* **Exercise requirements**: Exactly as shown below, retype every line of the data.

* **The data**:
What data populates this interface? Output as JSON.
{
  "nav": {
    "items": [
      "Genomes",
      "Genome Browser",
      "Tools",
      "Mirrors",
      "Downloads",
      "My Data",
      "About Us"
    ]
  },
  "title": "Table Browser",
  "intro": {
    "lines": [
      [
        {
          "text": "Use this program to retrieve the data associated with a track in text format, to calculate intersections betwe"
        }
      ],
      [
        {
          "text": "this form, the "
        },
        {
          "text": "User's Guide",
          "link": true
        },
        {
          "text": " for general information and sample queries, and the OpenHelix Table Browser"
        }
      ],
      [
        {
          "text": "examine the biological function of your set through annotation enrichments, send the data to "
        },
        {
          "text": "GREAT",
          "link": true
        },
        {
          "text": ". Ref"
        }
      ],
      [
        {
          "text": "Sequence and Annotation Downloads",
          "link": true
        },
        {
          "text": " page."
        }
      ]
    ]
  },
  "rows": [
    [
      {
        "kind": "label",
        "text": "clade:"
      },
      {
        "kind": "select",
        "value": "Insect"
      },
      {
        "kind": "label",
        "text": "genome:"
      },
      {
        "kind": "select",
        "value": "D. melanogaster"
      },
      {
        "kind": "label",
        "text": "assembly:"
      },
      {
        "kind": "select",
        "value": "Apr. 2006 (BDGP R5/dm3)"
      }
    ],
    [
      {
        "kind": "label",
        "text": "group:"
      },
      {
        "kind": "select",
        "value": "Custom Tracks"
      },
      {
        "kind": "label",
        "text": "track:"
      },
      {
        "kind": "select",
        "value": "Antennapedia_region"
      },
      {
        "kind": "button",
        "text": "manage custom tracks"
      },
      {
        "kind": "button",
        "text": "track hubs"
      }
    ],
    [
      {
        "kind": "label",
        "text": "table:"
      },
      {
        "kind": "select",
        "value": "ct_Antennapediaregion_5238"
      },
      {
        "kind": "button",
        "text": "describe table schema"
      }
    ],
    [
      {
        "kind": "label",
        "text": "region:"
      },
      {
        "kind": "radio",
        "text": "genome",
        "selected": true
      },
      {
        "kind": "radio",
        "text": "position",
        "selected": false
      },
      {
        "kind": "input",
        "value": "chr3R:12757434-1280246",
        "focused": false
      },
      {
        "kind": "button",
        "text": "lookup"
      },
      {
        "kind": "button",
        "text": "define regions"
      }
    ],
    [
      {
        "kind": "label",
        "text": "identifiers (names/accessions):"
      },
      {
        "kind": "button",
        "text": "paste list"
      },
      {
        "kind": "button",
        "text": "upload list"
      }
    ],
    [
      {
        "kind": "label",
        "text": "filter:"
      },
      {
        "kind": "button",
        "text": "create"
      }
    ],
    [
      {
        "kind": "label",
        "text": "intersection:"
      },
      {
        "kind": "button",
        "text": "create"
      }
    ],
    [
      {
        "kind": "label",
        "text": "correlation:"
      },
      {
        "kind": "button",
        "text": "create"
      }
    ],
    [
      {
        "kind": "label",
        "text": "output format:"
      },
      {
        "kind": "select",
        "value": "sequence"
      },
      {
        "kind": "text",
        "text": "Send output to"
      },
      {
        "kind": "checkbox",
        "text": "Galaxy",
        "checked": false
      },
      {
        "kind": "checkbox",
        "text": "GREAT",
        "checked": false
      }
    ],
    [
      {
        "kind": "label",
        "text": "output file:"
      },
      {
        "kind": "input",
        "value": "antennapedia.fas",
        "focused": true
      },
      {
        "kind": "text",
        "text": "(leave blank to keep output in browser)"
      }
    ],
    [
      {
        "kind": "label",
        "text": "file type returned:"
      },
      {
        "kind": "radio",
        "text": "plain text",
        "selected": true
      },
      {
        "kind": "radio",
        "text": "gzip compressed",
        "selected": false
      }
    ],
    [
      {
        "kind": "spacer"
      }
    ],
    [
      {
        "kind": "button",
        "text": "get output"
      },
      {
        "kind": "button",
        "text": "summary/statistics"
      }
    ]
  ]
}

* **Result for this exercise**:
What data populates this interface? Output as JSON.
{
  "nav": {
    "items": [
      "Genomes",
      "Genome Browser",
      "Tools",
      "Mirrors",
      "Downloads",
      "My Data",
      "About Us"
    ]
  },
  "title": "Table Browser",
  "intro": {
    "lines": [
      [
        {
          "text": "Use this program to retrieve the data associated with a track in text format, to calculate intersections betwe"
        }
      ],
      [
        {
          "text": "this form, the "
        },
        {
          "text": "User's Guide",
          "link": true
        },
        {
          "text": " for general information and sample queries, and the OpenHelix Table Browser"
        }
      ],
      [
        {
          "text": "examine the biological function of your set through annotation enrichments, send the data to "
        },
        {
          "text": "GREAT",
          "link": true
        },
        {
          "text": ". Ref"
        }
      ],
      [
        {
          "text": "Sequence and Annotation Downloads",
          "link": true
        },
        {
          "text": " page."
        }
      ]
    ]
  },
  "rows": [
    [
      {
        "kind": "label",
        "text": "clade:"
      },
      {
        "kind": "select",
        "value": "Insect"
      },
      {
        "kind": "label",
        "text": "genome:"
      },
      {
        "kind": "select",
        "value": "D. melanogaster"
      },
      {
        "kind": "label",
        "text": "assembly:"
      },
      {
        "kind": "select",
        "value": "Apr. 2006 (BDGP R5/dm3)"
      }
    ],
    [
      {
        "kind": "label",
        "text": "group:"
      },
      {
        "kind": "select",
        "value": "Custom Tracks"
      },
      {
        "kind": "label",
        "text": "track:"
      },
      {
        "kind": "select",
        "value": "Antennapedia_region"
      },
      {
        "kind": "button",
        "text": "manage custom tracks"
      },
      {
        "kind": "button",
        "text": "track hubs"
      }
    ],
    [
      {
        "kind": "label",
        "text": "table:"
      },
      {
        "kind": "select",
        "value": "ct_Antennapediaregion_5238"
      },
      {
        "kind": "button",
        "text": "describe table schema"
      }
    ],
    [
      {
        "kind": "label",
        "text": "region:"
      },
      {
        "kind": "radio",
        "text": "genome",
        "selected": true
      },
      {
        "kind": "radio",
        "text": "position",
        "selected": false
      },
      {
        "kind": "input",
        "value": "chr3R:12757434-1280246",
        "focused": false
      },
      {
        "kind": "button",
        "text": "lookup"
      },
      {
        "kind": "button",
        "text": "define regions"
      }
    ],
    [
      {
        "kind": "label",
        "text": "identifiers (names/accessions):"
      },
      {
        "kind": "button",
        "text": "paste list"
      },
      {
        "kind": "button",
        "text": "upload list"
      }
    ],
    [
      {
        "kind": "label",
        "text": "filter:"
      },
      {
        "kind": "button",
        "text": "create"
      }
    ],
    [
      {
        "kind": "label",
        "text": "intersection:"
      },
      {
        "kind": "button",
        "text": "create"
      }
    ],
    [
      {
        "kind": "label",
        "text": "correlation:"
      },
      {
        "kind": "button",
        "text": "create"
      }
    ],
    [
      {
        "kind": "label",
        "text": "output format:"
      },
      {
        "kind": "select",
        "value": "sequence"
      },
      {
        "kind": "text",
        "text": "Send output to"
      },
      {
        "kind": "checkbox",
        "text": "Galaxy",
        "checked": false
      },
      {
        "kind": "checkbox",
        "text": "GREAT",
        "checked": false
      }
    ],
    [
      {
        "kind": "label",
        "text": "output file:"
      },
      {
        "kind": "input",
        "value": "antennapedia.fas",
        "focused": true
      },
      {
        "kind": "text",
        "text": "(leave blank to keep output in browser)"
      }
    ],
    [
      {
        "kind": "label",
        "text": "file type returned:"
      },
      {
        "kind": "radio",
        "text": "plain text",
        "selected": true
      },
      {
        "kind": "radio",
        "text": "gzip compressed",
        "selected": false
      }
    ],
    [
      {
        "kind": "spacer"
      }
    ],
    [
      {
        "kind": "button",
        "text": "get output"
      },
      {
        "kind": "button",
        "text": "summary/statistics"
      }
    ]
  ]
}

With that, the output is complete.